• _Written problem_: Return only the number of lines holding the word "CDOM".

• _Supplied records_:
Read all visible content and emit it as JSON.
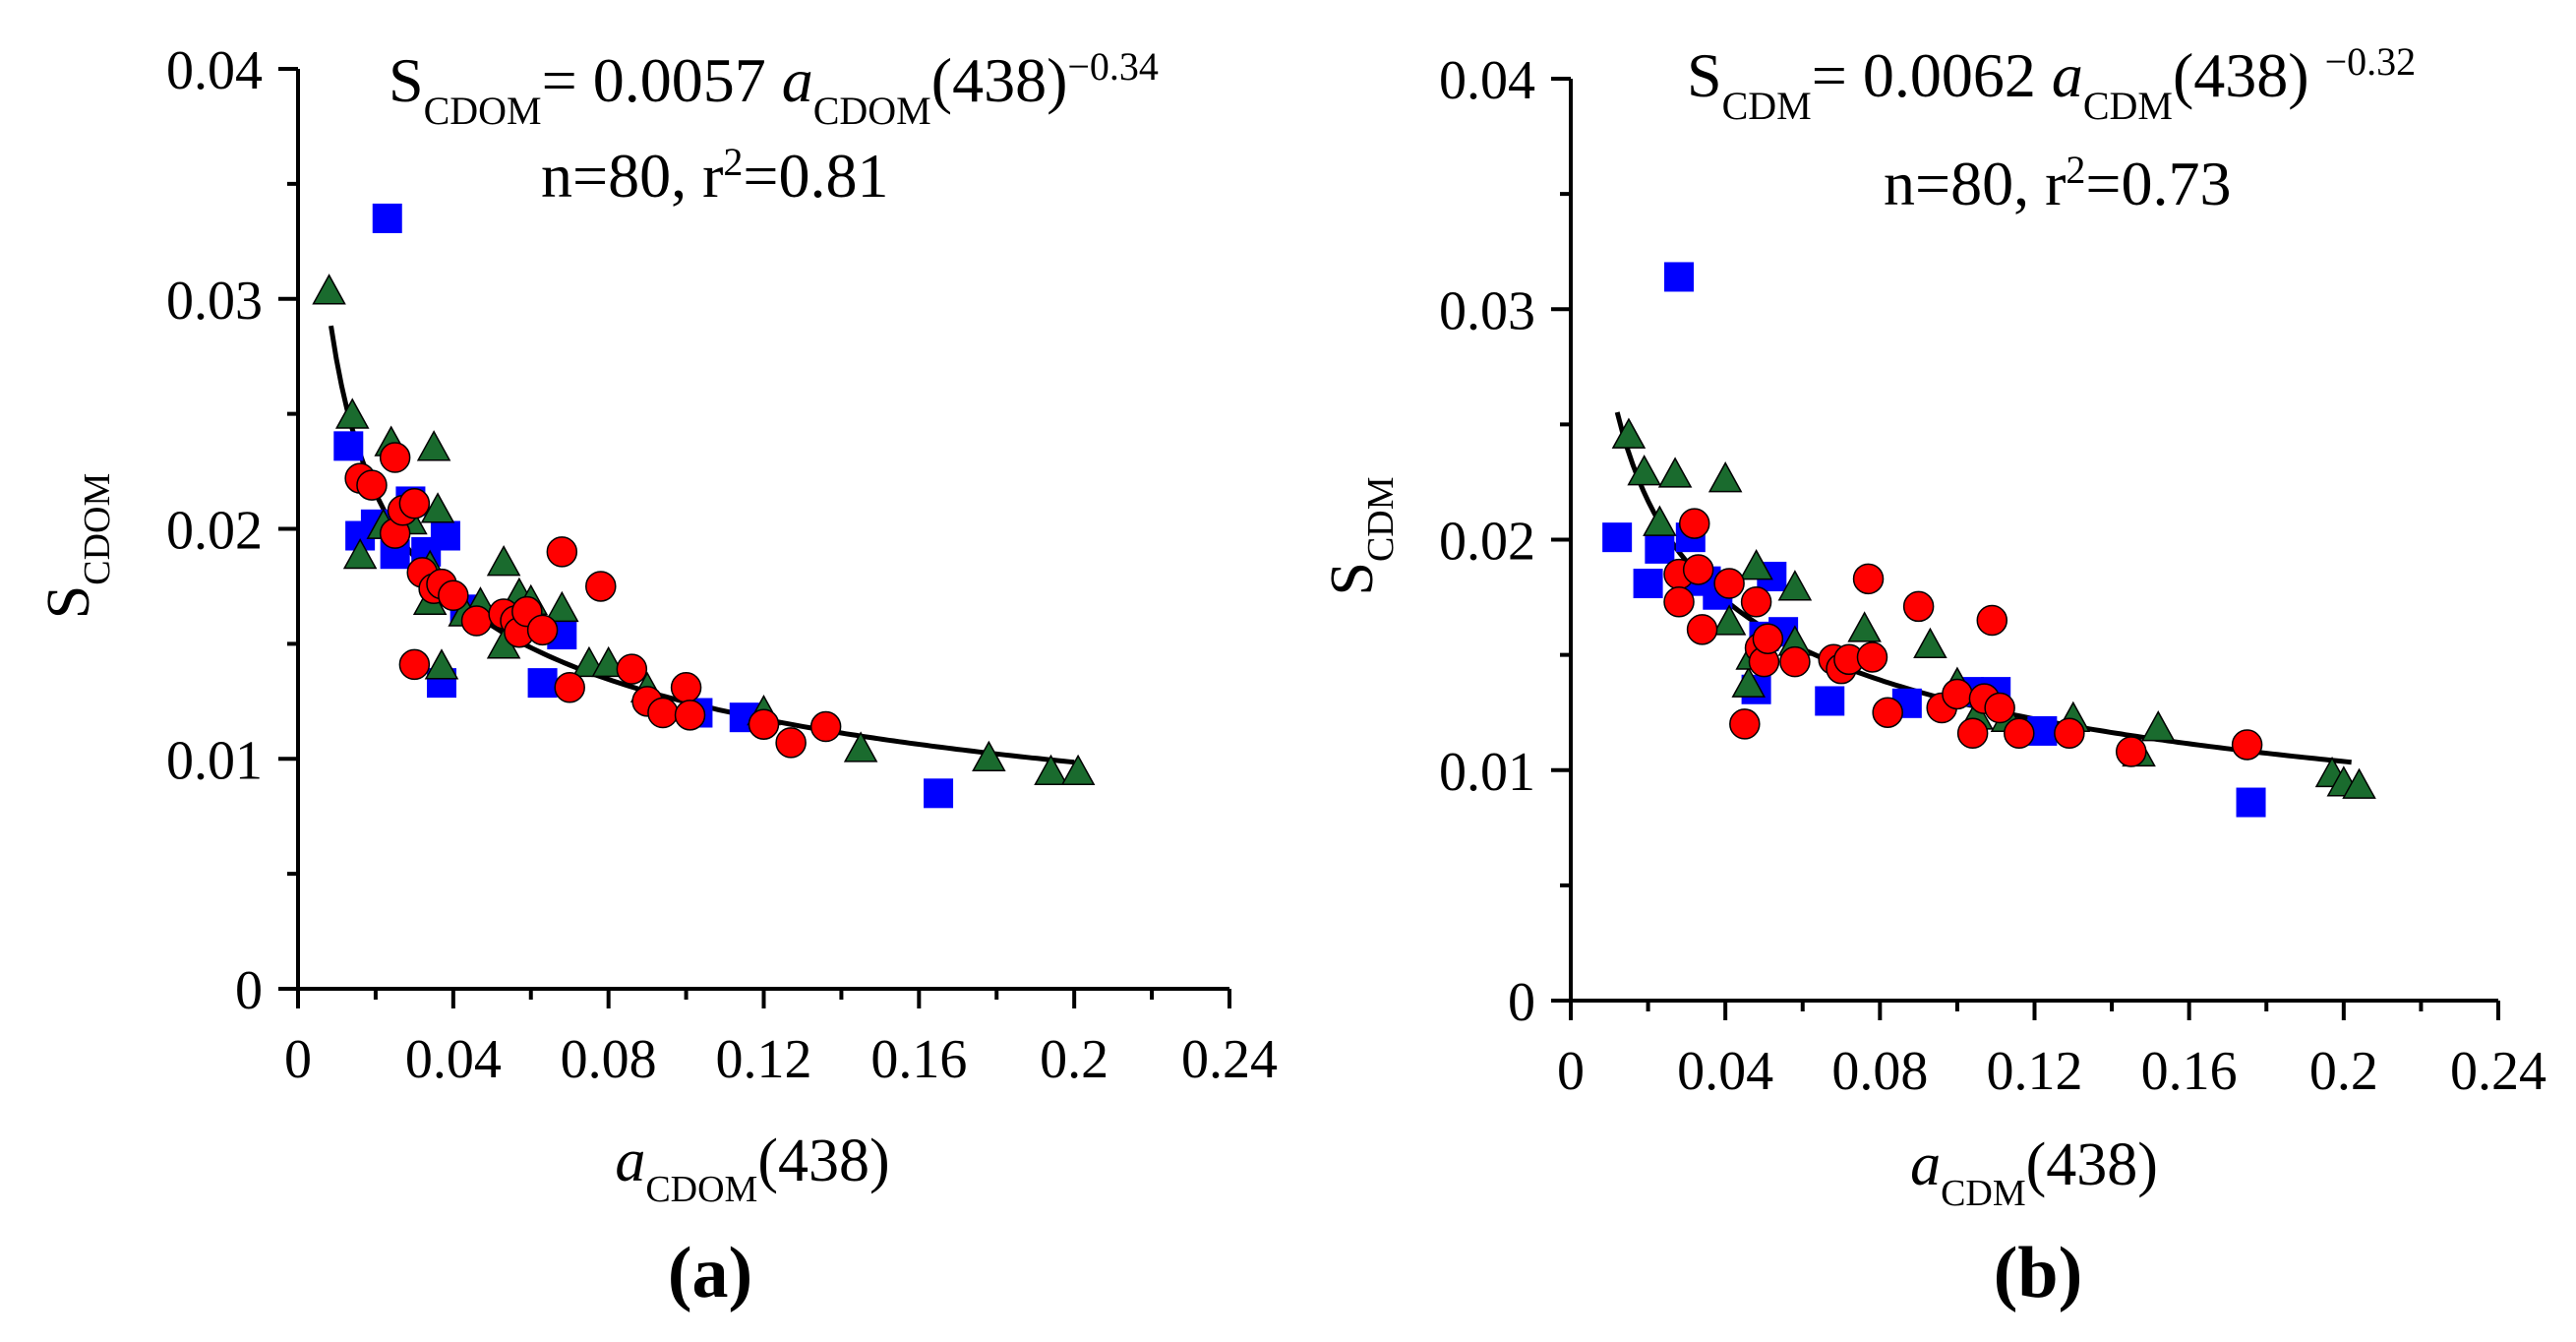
{
  "chart_data": [
    {
      "type": "scatter",
      "panel_label": "(a)",
      "equation": {
        "s_base": "S",
        "s_sub": "CDOM",
        "eq_mid": "= 0.0057 ",
        "a_base": "a",
        "a_sub": "CDOM",
        "arg": "(438)",
        "exp": "−0.34"
      },
      "stats": {
        "pre": "n=80, r",
        "sup": "2",
        "post": "=0.81"
      },
      "xlabel": {
        "base": "a",
        "sub": "CDOM",
        "rest": "(438)"
      },
      "ylabel": {
        "base": "S",
        "sub": "CDOM"
      },
      "xlim": [
        0,
        0.24
      ],
      "ylim": [
        0,
        0.04
      ],
      "x_ticks": [
        0,
        0.04,
        0.08,
        0.12,
        0.16,
        0.2,
        0.24
      ],
      "x_tick_labels": [
        "0",
        "0.04",
        "0.08",
        "0.12",
        "0.16",
        "0.2",
        "0.24"
      ],
      "y_ticks": [
        0,
        0.01,
        0.02,
        0.03,
        0.04
      ],
      "y_tick_labels": [
        "0",
        "0.01",
        "0.02",
        "0.03",
        "0.04"
      ],
      "fit": {
        "coef": 0.0057,
        "exp": -0.34,
        "x_range": [
          0.0085,
          0.2
        ]
      },
      "series": [
        {
          "name": "squares",
          "marker": "square",
          "color": "#0000ff",
          "points": [
            [
              0.023,
              0.0335
            ],
            [
              0.013,
              0.0236
            ],
            [
              0.016,
              0.0197
            ],
            [
              0.02,
              0.0202
            ],
            [
              0.025,
              0.0189
            ],
            [
              0.029,
              0.0212
            ],
            [
              0.033,
              0.019
            ],
            [
              0.038,
              0.0197
            ],
            [
              0.037,
              0.0133
            ],
            [
              0.043,
              0.0165
            ],
            [
              0.063,
              0.0133
            ],
            [
              0.068,
              0.0154
            ],
            [
              0.103,
              0.012
            ],
            [
              0.115,
              0.0118
            ],
            [
              0.165,
              0.0085
            ]
          ]
        },
        {
          "name": "triangles",
          "marker": "triangle",
          "color": "#1a6b2e",
          "points": [
            [
              0.008,
              0.0303
            ],
            [
              0.014,
              0.0249
            ],
            [
              0.016,
              0.0188
            ],
            [
              0.024,
              0.0237
            ],
            [
              0.022,
              0.0201
            ],
            [
              0.029,
              0.0203
            ],
            [
              0.034,
              0.0183
            ],
            [
              0.035,
              0.0235
            ],
            [
              0.036,
              0.0208
            ],
            [
              0.034,
              0.0168
            ],
            [
              0.037,
              0.014
            ],
            [
              0.043,
              0.0163
            ],
            [
              0.047,
              0.0167
            ],
            [
              0.053,
              0.0185
            ],
            [
              0.053,
              0.0149
            ],
            [
              0.057,
              0.0171
            ],
            [
              0.06,
              0.0168
            ],
            [
              0.068,
              0.0165
            ],
            [
              0.075,
              0.0141
            ],
            [
              0.08,
              0.0141
            ],
            [
              0.09,
              0.013
            ],
            [
              0.12,
              0.012
            ],
            [
              0.145,
              0.0104
            ],
            [
              0.178,
              0.01
            ],
            [
              0.194,
              0.0094
            ],
            [
              0.201,
              0.0094
            ]
          ]
        },
        {
          "name": "circles",
          "marker": "circle",
          "color": "#ff0000",
          "points": [
            [
              0.016,
              0.0222
            ],
            [
              0.019,
              0.0219
            ],
            [
              0.025,
              0.0231
            ],
            [
              0.025,
              0.0198
            ],
            [
              0.027,
              0.0208
            ],
            [
              0.03,
              0.0211
            ],
            [
              0.03,
              0.0141
            ],
            [
              0.032,
              0.0181
            ],
            [
              0.035,
              0.0174
            ],
            [
              0.037,
              0.0176
            ],
            [
              0.04,
              0.0171
            ],
            [
              0.046,
              0.016
            ],
            [
              0.053,
              0.0163
            ],
            [
              0.056,
              0.016
            ],
            [
              0.057,
              0.0155
            ],
            [
              0.059,
              0.0164
            ],
            [
              0.063,
              0.0156
            ],
            [
              0.068,
              0.019
            ],
            [
              0.07,
              0.0131
            ],
            [
              0.078,
              0.0175
            ],
            [
              0.086,
              0.0139
            ],
            [
              0.09,
              0.0125
            ],
            [
              0.094,
              0.012
            ],
            [
              0.1,
              0.0131
            ],
            [
              0.101,
              0.0119
            ],
            [
              0.12,
              0.0115
            ],
            [
              0.127,
              0.0107
            ],
            [
              0.136,
              0.0114
            ]
          ]
        }
      ]
    },
    {
      "type": "scatter",
      "panel_label": "(b)",
      "equation": {
        "s_base": "S",
        "s_sub": "CDM",
        "eq_mid": "= 0.0062 ",
        "a_base": "a",
        "a_sub": "CDM",
        "arg": "(438) ",
        "exp": "−0.32"
      },
      "stats": {
        "pre": "n=80, r",
        "sup": "2",
        "post": "=0.73"
      },
      "xlabel": {
        "base": "a",
        "sub": "CDM",
        "rest": "(438)"
      },
      "ylabel": {
        "base": "S",
        "sub": "CDM"
      },
      "xlim": [
        0,
        0.24
      ],
      "ylim": [
        0,
        0.04
      ],
      "x_ticks": [
        0,
        0.04,
        0.08,
        0.12,
        0.16,
        0.2,
        0.24
      ],
      "x_tick_labels": [
        "0",
        "0.04",
        "0.08",
        "0.12",
        "0.16",
        "0.2",
        "0.24"
      ],
      "y_ticks": [
        0,
        0.01,
        0.02,
        0.03,
        0.04
      ],
      "y_tick_labels": [
        "0",
        "0.01",
        "0.02",
        "0.03",
        "0.04"
      ],
      "fit": {
        "coef": 0.0062,
        "exp": -0.32,
        "x_range": [
          0.012,
          0.202
        ]
      },
      "series": [
        {
          "name": "squares",
          "marker": "square",
          "color": "#0000ff",
          "points": [
            [
              0.028,
              0.0314
            ],
            [
              0.012,
              0.0201
            ],
            [
              0.02,
              0.0181
            ],
            [
              0.023,
              0.0196
            ],
            [
              0.031,
              0.0201
            ],
            [
              0.033,
              0.0183
            ],
            [
              0.035,
              0.0182
            ],
            [
              0.038,
              0.0176
            ],
            [
              0.048,
              0.0135
            ],
            [
              0.05,
              0.0158
            ],
            [
              0.052,
              0.0184
            ],
            [
              0.055,
              0.016
            ],
            [
              0.067,
              0.013
            ],
            [
              0.087,
              0.0129
            ],
            [
              0.103,
              0.0134
            ],
            [
              0.11,
              0.0134
            ],
            [
              0.122,
              0.0117
            ],
            [
              0.176,
              0.0086
            ]
          ]
        },
        {
          "name": "triangles",
          "marker": "triangle",
          "color": "#1a6b2e",
          "points": [
            [
              0.015,
              0.0245
            ],
            [
              0.019,
              0.0229
            ],
            [
              0.023,
              0.0207
            ],
            [
              0.027,
              0.0228
            ],
            [
              0.04,
              0.0226
            ],
            [
              0.041,
              0.0164
            ],
            [
              0.046,
              0.0137
            ],
            [
              0.047,
              0.0149
            ],
            [
              0.048,
              0.0188
            ],
            [
              0.058,
              0.0179
            ],
            [
              0.058,
              0.0155
            ],
            [
              0.076,
              0.0161
            ],
            [
              0.093,
              0.0154
            ],
            [
              0.1,
              0.0137
            ],
            [
              0.105,
              0.0123
            ],
            [
              0.113,
              0.0122
            ],
            [
              0.13,
              0.0122
            ],
            [
              0.147,
              0.0107
            ],
            [
              0.152,
              0.0118
            ],
            [
              0.197,
              0.0098
            ],
            [
              0.2,
              0.0094
            ],
            [
              0.204,
              0.0093
            ]
          ]
        },
        {
          "name": "circles",
          "marker": "circle",
          "color": "#ff0000",
          "points": [
            [
              0.028,
              0.0185
            ],
            [
              0.028,
              0.0173
            ],
            [
              0.032,
              0.0207
            ],
            [
              0.033,
              0.0187
            ],
            [
              0.034,
              0.0161
            ],
            [
              0.041,
              0.0181
            ],
            [
              0.045,
              0.012
            ],
            [
              0.048,
              0.0173
            ],
            [
              0.049,
              0.0153
            ],
            [
              0.05,
              0.0147
            ],
            [
              0.051,
              0.0157
            ],
            [
              0.058,
              0.0147
            ],
            [
              0.068,
              0.0148
            ],
            [
              0.07,
              0.0144
            ],
            [
              0.072,
              0.0148
            ],
            [
              0.077,
              0.0183
            ],
            [
              0.078,
              0.0149
            ],
            [
              0.082,
              0.0125
            ],
            [
              0.09,
              0.0171
            ],
            [
              0.096,
              0.0127
            ],
            [
              0.1,
              0.0133
            ],
            [
              0.104,
              0.0116
            ],
            [
              0.107,
              0.0131
            ],
            [
              0.109,
              0.0165
            ],
            [
              0.111,
              0.0127
            ],
            [
              0.116,
              0.0116
            ],
            [
              0.129,
              0.0116
            ],
            [
              0.145,
              0.0108
            ],
            [
              0.175,
              0.0111
            ]
          ]
        }
      ]
    }
  ]
}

• _Response_: 4